Items from a data source
◇ ◇ ◇ ◇ ◇
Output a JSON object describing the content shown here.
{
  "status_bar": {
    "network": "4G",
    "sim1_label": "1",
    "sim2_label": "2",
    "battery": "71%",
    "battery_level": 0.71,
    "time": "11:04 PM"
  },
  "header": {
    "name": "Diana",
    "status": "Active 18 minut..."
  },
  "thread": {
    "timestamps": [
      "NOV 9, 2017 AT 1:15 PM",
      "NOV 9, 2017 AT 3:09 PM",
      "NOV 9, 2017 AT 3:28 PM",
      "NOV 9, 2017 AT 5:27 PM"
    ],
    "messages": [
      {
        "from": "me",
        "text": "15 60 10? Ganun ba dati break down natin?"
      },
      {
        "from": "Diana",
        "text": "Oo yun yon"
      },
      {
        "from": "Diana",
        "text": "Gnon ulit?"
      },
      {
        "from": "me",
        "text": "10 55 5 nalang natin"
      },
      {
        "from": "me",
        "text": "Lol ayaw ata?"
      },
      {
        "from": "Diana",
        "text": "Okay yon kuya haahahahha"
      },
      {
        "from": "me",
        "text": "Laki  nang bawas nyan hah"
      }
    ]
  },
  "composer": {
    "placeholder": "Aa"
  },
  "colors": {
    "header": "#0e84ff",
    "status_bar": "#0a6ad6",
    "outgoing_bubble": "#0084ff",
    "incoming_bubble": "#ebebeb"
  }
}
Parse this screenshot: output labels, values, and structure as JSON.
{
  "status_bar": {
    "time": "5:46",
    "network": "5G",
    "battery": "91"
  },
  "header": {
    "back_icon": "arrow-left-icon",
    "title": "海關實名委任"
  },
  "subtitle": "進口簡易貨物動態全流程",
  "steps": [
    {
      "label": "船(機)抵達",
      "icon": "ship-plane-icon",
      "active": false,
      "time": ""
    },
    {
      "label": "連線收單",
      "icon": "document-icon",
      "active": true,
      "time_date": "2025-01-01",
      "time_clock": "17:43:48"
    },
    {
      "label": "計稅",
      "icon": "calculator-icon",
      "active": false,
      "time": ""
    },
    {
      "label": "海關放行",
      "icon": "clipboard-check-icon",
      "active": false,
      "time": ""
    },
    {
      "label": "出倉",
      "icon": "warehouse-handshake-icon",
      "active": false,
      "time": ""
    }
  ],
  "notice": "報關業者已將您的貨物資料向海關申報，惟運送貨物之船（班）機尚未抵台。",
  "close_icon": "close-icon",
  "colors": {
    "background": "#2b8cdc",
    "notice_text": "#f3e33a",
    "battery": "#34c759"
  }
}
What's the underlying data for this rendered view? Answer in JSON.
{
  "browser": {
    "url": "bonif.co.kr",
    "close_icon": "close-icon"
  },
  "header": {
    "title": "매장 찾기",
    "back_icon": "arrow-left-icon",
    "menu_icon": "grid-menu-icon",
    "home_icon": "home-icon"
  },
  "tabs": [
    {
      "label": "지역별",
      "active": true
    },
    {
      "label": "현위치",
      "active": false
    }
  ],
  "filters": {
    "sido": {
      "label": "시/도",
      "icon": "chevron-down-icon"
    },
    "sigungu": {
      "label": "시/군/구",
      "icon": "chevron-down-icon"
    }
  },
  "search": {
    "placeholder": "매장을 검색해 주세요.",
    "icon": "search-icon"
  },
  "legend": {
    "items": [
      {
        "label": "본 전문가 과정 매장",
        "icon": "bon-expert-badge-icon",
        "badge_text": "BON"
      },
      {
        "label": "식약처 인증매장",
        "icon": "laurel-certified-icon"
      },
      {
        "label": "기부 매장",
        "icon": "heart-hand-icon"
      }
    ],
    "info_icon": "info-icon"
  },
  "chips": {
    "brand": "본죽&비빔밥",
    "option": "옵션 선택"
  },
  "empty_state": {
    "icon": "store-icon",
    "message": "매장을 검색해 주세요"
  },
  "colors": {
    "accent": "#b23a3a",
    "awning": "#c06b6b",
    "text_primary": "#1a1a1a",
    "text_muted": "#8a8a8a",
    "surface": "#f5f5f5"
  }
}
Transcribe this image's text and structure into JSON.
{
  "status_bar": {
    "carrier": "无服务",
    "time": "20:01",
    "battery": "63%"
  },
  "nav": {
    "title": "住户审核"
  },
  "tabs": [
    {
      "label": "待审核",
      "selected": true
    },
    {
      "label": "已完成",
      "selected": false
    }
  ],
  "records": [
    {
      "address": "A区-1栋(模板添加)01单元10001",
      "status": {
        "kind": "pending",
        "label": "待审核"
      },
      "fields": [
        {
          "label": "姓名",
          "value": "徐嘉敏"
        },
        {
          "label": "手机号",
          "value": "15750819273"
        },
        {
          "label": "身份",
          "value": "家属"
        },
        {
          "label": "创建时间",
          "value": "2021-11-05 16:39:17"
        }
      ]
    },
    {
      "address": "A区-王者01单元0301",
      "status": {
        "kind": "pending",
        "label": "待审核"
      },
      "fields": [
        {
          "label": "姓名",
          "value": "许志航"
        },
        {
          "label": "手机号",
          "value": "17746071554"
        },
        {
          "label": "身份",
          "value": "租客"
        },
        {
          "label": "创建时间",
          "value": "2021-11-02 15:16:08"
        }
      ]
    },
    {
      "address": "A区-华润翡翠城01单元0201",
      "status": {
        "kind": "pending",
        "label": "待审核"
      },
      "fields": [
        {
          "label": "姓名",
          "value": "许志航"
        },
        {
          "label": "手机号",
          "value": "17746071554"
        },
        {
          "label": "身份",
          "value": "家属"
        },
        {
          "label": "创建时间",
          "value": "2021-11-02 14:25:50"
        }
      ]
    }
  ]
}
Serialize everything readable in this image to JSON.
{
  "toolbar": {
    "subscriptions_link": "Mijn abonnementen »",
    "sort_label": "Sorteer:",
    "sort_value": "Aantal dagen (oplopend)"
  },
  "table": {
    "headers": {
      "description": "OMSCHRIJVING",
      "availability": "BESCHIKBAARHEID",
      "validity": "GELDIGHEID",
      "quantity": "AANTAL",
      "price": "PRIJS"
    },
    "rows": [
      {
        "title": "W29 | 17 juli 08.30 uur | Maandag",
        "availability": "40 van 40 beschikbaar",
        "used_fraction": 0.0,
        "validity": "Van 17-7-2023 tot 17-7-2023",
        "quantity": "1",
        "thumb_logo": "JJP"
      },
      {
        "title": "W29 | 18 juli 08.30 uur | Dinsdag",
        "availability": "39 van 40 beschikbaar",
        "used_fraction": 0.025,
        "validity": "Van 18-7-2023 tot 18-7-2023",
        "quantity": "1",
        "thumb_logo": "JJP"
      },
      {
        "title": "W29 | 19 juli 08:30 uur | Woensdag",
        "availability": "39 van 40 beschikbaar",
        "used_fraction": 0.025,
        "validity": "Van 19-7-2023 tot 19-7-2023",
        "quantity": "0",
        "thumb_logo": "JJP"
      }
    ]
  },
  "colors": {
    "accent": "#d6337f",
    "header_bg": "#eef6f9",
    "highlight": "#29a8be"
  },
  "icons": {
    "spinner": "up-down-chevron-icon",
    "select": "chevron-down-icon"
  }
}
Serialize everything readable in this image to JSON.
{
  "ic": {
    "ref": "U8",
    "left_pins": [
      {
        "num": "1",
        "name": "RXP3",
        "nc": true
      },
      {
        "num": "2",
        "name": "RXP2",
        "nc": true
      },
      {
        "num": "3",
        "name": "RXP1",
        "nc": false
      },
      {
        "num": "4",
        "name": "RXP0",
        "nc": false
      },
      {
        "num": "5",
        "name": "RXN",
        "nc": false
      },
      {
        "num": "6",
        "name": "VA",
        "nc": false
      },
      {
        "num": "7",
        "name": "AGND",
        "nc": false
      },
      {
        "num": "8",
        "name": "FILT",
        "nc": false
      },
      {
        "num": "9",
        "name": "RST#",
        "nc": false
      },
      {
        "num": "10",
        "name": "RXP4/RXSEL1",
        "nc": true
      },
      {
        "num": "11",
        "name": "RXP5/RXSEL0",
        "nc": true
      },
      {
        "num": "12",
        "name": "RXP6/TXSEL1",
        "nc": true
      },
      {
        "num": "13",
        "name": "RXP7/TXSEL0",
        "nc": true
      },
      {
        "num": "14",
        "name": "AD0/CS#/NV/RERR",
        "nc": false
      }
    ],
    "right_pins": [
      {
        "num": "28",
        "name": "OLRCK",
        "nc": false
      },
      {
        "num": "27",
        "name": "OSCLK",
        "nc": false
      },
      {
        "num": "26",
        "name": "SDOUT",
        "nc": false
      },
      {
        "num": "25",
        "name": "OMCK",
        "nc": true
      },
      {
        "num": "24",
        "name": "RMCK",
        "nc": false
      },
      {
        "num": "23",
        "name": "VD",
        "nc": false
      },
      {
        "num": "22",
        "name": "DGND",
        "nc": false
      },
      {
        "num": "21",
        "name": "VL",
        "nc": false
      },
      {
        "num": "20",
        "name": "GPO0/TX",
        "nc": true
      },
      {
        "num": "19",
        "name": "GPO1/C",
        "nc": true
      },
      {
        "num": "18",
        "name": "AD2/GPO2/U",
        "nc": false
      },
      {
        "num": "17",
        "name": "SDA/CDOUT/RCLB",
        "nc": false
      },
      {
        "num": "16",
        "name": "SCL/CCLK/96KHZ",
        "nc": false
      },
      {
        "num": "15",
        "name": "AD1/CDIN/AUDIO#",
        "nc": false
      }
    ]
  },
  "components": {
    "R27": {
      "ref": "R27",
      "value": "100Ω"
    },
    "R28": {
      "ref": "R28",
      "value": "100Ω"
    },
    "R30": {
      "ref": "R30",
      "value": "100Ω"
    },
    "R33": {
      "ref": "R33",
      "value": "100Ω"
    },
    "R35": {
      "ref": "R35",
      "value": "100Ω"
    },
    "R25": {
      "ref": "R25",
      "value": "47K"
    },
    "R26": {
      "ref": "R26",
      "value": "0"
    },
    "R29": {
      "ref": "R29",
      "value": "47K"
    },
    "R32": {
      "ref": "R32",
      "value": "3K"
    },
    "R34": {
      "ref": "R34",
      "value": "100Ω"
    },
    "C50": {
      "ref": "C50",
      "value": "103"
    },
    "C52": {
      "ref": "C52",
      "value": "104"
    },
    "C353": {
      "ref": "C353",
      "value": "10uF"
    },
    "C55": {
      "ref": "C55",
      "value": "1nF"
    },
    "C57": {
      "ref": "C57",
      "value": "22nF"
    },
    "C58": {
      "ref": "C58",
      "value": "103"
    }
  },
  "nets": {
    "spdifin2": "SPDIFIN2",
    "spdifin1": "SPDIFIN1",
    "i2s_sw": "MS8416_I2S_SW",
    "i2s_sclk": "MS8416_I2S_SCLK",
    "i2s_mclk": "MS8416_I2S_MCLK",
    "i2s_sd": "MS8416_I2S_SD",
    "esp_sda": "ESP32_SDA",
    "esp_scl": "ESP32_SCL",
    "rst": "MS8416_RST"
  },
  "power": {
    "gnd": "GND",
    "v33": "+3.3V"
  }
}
◇ ◇ ◇ ◇ ◇
**Stated goal:**
Find the word "availability" in the entries above and gather every line that holds it.

**Task output:**
      "availability": "BESCHIKBAARHEID",
        "availability": "40 van 40 beschikbaar",
        "availability": "39 van 40 beschikbaar",
        "availability": "39 van 40 beschikbaar",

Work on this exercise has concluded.